- Exercise directions: Copy out every one of the lines below with no changes, keeping each character, number and mark as it stands.

- Extracted entries:
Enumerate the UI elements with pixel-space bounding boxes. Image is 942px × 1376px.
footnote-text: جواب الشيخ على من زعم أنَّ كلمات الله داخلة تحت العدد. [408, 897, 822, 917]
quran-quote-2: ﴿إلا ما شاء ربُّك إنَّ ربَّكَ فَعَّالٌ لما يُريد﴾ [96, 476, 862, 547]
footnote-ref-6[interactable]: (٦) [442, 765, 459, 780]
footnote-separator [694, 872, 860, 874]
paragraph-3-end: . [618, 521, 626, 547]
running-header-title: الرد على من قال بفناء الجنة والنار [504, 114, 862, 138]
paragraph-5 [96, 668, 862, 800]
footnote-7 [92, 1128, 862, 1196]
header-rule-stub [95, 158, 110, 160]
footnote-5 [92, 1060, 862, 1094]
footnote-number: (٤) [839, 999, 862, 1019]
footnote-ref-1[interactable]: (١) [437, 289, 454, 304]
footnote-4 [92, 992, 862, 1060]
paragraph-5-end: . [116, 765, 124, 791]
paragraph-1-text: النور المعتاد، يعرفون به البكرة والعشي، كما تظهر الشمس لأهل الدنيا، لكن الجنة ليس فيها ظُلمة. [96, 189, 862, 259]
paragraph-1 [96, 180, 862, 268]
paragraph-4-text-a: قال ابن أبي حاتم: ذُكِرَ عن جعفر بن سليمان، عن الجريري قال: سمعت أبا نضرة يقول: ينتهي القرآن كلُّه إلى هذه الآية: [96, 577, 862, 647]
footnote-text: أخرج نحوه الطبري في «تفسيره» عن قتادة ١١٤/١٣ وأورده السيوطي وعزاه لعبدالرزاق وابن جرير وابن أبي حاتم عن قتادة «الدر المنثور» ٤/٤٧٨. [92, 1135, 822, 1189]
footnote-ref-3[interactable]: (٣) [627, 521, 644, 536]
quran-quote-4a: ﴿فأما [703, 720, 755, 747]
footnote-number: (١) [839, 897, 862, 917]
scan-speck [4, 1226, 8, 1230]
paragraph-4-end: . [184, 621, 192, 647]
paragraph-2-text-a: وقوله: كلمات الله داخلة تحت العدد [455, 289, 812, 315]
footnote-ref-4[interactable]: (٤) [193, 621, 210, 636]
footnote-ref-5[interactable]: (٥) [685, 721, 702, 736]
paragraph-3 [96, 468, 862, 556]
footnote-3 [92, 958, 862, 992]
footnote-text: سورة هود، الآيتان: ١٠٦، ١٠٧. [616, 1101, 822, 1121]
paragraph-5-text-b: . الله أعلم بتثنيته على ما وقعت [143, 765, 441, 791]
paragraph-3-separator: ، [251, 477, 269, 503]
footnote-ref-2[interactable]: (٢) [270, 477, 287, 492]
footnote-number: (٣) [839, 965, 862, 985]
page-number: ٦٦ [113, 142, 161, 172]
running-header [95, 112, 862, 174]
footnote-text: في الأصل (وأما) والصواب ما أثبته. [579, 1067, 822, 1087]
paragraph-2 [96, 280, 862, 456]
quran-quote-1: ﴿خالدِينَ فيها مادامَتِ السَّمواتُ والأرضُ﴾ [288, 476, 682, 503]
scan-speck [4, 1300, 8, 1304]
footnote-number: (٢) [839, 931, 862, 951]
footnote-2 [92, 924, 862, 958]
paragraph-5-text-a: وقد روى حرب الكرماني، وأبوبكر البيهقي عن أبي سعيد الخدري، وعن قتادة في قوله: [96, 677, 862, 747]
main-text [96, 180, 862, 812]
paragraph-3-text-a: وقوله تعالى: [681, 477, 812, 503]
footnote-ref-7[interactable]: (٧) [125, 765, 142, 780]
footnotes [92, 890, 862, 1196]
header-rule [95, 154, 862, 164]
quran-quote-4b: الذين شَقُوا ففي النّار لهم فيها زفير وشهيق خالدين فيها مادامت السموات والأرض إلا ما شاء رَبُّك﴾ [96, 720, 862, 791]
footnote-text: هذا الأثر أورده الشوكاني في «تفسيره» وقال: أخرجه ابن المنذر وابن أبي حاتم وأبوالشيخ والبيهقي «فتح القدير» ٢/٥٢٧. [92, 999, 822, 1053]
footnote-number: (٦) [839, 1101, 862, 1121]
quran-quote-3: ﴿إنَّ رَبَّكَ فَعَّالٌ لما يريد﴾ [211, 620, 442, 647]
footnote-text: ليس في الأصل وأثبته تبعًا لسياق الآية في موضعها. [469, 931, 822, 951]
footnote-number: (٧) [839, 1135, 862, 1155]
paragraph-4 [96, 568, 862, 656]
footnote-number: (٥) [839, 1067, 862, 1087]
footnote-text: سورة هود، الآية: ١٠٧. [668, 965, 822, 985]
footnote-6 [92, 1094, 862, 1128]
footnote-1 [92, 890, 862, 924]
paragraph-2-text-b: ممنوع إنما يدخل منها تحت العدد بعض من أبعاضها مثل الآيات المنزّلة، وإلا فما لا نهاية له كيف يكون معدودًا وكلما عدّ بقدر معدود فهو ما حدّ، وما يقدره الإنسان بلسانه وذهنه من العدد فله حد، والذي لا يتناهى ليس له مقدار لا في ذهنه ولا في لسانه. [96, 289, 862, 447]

- Solution:
Enumerate the UI elements with pixel-space bounding boxes. Image is 942px × 1376px.
footnote-text: جواب الشيخ على من زعم أنَّ كلمات الله داخلة تحت العدد. [408, 897, 822, 917]
quran-quote-2: ﴿إلا ما شاء ربُّك إنَّ ربَّكَ فَعَّالٌ لما يُريد﴾ [96, 476, 862, 547]
footnote-ref-6[interactable]: (٦) [442, 765, 459, 780]
footnote-separator [694, 872, 860, 874]
paragraph-3-end: . [618, 521, 626, 547]
running-header-title: الرد على من قال بفناء الجنة والنار [504, 114, 862, 138]
paragraph-5 [96, 668, 862, 800]
footnote-7 [92, 1128, 862, 1196]
header-rule-stub [95, 158, 110, 160]
footnote-5 [92, 1060, 862, 1094]
footnote-number: (٤) [839, 999, 862, 1019]
footnote-ref-1[interactable]: (١) [437, 289, 454, 304]
footnote-4 [92, 992, 862, 1060]
paragraph-5-end: . [116, 765, 124, 791]
paragraph-1-text: النور المعتاد، يعرفون به البكرة والعشي، كما تظهر الشمس لأهل الدنيا، لكن الجنة ليس فيها ظُلمة. [96, 189, 862, 259]
paragraph-1 [96, 180, 862, 268]
paragraph-4-text-a: قال ابن أبي حاتم: ذُكِرَ عن جعفر بن سليمان، عن الجريري قال: سمعت أبا نضرة يقول: ينتهي القرآن كلُّه إلى هذه الآية: [96, 577, 862, 647]
footnote-text: أخرج نحوه الطبري في «تفسيره» عن قتادة ١١٤/١٣ وأورده السيوطي وعزاه لعبدالرزاق وابن جرير وابن أبي حاتم عن قتادة «الدر المنثور» ٤/٤٧٨. [92, 1135, 822, 1189]
footnote-ref-3[interactable]: (٣) [627, 521, 644, 536]
quran-quote-4a: ﴿فأما [703, 720, 755, 747]
footnote-number: (١) [839, 897, 862, 917]
scan-speck [4, 1226, 8, 1230]
paragraph-4-end: . [184, 621, 192, 647]
paragraph-2-text-a: وقوله: كلمات الله داخلة تحت العدد [455, 289, 812, 315]
footnote-ref-4[interactable]: (٤) [193, 621, 210, 636]
footnote-ref-5[interactable]: (٥) [685, 721, 702, 736]
paragraph-3 [96, 468, 862, 556]
footnote-3 [92, 958, 862, 992]
footnote-text: سورة هود، الآيتان: ١٠٦، ١٠٧. [616, 1101, 822, 1121]
paragraph-5-text-b: . الله أعلم بتثنيته على ما وقعت [143, 765, 441, 791]
paragraph-3-separator: ، [251, 477, 269, 503]
footnote-ref-2[interactable]: (٢) [270, 477, 287, 492]
footnote-number: (٣) [839, 965, 862, 985]
page-number: ٦٦ [113, 142, 161, 172]
running-header [95, 112, 862, 174]
footnote-text: في الأصل (وأما) والصواب ما أثبته. [579, 1067, 822, 1087]
paragraph-2 [96, 280, 862, 456]
quran-quote-1: ﴿خالدِينَ فيها مادامَتِ السَّمواتُ والأرضُ﴾ [288, 476, 682, 503]
scan-speck [4, 1300, 8, 1304]
footnote-number: (٢) [839, 931, 862, 951]
footnote-2 [92, 924, 862, 958]
paragraph-5-text-a: وقد روى حرب الكرماني، وأبوبكر البيهقي عن أبي سعيد الخدري، وعن قتادة في قوله: [96, 677, 862, 747]
main-text [96, 180, 862, 812]
paragraph-3-text-a: وقوله تعالى: [681, 477, 812, 503]
footnote-ref-7[interactable]: (٧) [125, 765, 142, 780]
footnotes [92, 890, 862, 1196]
header-rule [95, 154, 862, 164]
quran-quote-4b: الذين شَقُوا ففي النّار لهم فيها زفير وشهيق خالدين فيها مادامت السموات والأرض إلا ما شاء رَبُّك﴾ [96, 720, 862, 791]
footnote-text: هذا الأثر أورده الشوكاني في «تفسيره» وقال: أخرجه ابن المنذر وابن أبي حاتم وأبوالشيخ والبيهقي «فتح القدير» ٢/٥٢٧. [92, 999, 822, 1053]
footnote-number: (٦) [839, 1101, 862, 1121]
quran-quote-3: ﴿إنَّ رَبَّكَ فَعَّالٌ لما يريد﴾ [211, 620, 442, 647]
footnote-text: ليس في الأصل وأثبته تبعًا لسياق الآية في موضعها. [469, 931, 822, 951]
footnote-number: (٧) [839, 1135, 862, 1155]
paragraph-4 [96, 568, 862, 656]
footnote-number: (٥) [839, 1067, 862, 1087]
footnote-text: سورة هود، الآية: ١٠٧. [668, 965, 822, 985]
footnote-6 [92, 1094, 862, 1128]
footnote-1 [92, 890, 862, 924]
paragraph-2-text-b: ممنوع إنما يدخل منها تحت العدد بعض من أبعاضها مثل الآيات المنزّلة، وإلا فما لا نهاية له كيف يكون معدودًا وكلما عدّ بقدر معدود فهو ما حدّ، وما يقدره الإنسان بلسانه وذهنه من العدد فله حد، والذي لا يتناهى ليس له مقدار لا في ذهنه ولا في لسانه. [96, 289, 862, 447]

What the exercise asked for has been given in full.